### Objective
From the records below, pull each line that has "ylabel".

### Data for processing
- - - - - - -

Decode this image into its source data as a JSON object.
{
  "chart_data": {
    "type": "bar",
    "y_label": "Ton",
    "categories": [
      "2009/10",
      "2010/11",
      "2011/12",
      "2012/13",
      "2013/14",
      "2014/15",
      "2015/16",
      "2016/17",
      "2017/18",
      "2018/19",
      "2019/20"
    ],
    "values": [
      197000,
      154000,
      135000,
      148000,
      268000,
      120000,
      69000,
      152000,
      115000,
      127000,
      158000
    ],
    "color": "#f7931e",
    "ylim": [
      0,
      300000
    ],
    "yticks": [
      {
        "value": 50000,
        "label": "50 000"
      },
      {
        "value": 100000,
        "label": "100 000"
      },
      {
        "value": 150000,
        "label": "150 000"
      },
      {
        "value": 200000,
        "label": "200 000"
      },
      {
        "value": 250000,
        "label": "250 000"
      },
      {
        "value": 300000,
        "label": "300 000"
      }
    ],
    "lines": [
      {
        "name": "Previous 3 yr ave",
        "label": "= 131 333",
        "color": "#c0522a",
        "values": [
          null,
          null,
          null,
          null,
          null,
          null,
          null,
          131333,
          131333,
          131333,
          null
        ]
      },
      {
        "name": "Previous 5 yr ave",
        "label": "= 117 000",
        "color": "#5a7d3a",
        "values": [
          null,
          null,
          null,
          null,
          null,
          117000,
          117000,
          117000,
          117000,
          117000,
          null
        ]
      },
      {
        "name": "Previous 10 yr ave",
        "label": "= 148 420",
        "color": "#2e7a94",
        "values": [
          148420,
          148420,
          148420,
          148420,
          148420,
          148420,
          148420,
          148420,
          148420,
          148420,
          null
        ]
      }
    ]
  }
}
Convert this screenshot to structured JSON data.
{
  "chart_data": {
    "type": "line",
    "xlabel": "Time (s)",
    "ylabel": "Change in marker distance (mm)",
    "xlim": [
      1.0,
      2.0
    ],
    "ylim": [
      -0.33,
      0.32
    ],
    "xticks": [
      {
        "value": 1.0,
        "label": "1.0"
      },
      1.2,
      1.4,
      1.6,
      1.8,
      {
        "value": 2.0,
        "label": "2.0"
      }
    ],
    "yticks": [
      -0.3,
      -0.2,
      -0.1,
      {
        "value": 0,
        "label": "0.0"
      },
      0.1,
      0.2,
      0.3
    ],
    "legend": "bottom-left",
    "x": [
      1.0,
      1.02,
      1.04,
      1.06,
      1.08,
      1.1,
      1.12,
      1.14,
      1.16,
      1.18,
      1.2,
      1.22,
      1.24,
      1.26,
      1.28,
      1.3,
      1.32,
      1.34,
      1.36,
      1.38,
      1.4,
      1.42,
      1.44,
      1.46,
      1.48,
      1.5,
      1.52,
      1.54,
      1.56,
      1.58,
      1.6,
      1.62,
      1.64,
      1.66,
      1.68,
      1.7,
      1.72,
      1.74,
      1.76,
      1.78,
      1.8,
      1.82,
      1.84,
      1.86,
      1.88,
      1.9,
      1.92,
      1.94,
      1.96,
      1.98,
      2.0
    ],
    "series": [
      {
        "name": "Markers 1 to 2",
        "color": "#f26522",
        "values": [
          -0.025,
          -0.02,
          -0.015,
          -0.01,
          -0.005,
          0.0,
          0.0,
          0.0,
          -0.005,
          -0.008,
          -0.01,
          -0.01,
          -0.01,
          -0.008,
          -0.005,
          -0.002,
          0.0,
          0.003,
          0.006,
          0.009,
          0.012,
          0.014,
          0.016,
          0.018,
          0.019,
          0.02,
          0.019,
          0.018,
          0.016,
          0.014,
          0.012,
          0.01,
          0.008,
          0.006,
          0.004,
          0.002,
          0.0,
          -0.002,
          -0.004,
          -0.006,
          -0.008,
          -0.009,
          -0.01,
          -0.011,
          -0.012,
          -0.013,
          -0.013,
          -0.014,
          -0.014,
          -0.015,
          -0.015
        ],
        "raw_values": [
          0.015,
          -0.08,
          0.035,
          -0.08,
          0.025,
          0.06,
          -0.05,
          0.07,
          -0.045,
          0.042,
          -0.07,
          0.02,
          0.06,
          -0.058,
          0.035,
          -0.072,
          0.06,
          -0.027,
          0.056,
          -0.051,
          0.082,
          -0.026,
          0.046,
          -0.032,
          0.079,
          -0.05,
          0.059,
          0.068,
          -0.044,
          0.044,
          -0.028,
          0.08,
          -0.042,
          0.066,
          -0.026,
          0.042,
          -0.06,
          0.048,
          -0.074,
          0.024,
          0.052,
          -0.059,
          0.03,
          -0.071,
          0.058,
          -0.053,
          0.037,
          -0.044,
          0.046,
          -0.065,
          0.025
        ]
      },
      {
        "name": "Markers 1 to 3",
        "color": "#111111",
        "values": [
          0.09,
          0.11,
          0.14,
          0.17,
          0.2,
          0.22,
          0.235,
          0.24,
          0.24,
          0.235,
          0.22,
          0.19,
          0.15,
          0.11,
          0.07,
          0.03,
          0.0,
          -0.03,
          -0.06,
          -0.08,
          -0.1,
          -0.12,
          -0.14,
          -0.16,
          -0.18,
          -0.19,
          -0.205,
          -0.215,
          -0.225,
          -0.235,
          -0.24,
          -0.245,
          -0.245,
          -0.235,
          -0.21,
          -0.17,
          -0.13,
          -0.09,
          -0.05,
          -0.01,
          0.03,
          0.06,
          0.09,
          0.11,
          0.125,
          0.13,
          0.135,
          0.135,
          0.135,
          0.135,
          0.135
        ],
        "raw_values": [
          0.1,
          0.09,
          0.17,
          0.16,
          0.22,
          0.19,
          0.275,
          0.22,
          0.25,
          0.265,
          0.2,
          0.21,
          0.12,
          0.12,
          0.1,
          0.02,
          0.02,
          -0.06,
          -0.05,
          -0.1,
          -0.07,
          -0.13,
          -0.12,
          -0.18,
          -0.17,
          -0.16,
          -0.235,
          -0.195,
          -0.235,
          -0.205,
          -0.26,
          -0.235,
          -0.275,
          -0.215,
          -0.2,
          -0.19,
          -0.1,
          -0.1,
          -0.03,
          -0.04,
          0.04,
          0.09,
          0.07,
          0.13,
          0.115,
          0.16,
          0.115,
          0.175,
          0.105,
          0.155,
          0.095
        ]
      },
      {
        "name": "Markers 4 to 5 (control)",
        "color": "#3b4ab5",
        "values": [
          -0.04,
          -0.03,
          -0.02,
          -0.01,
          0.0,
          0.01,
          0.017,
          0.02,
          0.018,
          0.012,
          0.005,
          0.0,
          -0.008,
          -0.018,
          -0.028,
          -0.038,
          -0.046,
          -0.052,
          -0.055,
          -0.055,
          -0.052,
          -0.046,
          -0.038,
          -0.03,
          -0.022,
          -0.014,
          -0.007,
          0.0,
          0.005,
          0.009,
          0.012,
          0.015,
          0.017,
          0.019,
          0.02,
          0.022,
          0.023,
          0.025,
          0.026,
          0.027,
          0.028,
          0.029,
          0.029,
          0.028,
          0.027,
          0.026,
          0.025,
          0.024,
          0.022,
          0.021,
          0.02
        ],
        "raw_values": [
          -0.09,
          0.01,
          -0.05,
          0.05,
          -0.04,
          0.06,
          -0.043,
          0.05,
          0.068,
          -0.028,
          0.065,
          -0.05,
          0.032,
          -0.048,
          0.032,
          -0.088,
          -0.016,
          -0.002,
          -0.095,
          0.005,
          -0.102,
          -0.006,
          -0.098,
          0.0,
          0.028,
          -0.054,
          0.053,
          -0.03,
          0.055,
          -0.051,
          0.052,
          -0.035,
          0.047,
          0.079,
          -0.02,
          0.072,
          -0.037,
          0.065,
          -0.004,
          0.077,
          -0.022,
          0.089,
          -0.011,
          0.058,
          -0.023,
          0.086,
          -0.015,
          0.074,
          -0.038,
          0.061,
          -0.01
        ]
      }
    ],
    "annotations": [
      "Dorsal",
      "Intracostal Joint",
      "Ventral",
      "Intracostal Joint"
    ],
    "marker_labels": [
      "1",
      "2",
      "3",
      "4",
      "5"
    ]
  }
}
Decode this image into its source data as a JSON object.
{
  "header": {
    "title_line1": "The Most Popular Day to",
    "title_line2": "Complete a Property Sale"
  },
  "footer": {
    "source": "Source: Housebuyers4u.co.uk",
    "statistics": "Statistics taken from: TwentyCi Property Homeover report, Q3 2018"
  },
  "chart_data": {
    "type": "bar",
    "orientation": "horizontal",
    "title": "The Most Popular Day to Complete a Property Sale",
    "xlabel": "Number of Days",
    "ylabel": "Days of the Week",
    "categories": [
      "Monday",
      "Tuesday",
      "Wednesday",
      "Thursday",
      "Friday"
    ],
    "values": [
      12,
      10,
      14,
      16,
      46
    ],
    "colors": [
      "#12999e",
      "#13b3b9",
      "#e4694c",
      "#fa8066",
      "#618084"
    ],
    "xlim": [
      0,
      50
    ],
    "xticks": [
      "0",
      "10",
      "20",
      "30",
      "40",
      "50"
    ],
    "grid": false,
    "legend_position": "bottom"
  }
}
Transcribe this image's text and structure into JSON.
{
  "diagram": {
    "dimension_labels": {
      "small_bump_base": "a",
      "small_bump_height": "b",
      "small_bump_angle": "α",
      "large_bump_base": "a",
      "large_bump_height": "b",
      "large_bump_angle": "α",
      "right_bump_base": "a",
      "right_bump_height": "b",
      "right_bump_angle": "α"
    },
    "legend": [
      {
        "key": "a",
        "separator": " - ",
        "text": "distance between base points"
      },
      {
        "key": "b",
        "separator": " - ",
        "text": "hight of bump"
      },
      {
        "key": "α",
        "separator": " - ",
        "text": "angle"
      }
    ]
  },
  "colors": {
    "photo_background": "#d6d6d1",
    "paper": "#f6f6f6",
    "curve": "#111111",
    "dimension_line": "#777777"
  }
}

- - - - - - -

### Worked solution
    "ylabel": "Change in marker distance (mm)",
    "ylabel": "Days of the Week",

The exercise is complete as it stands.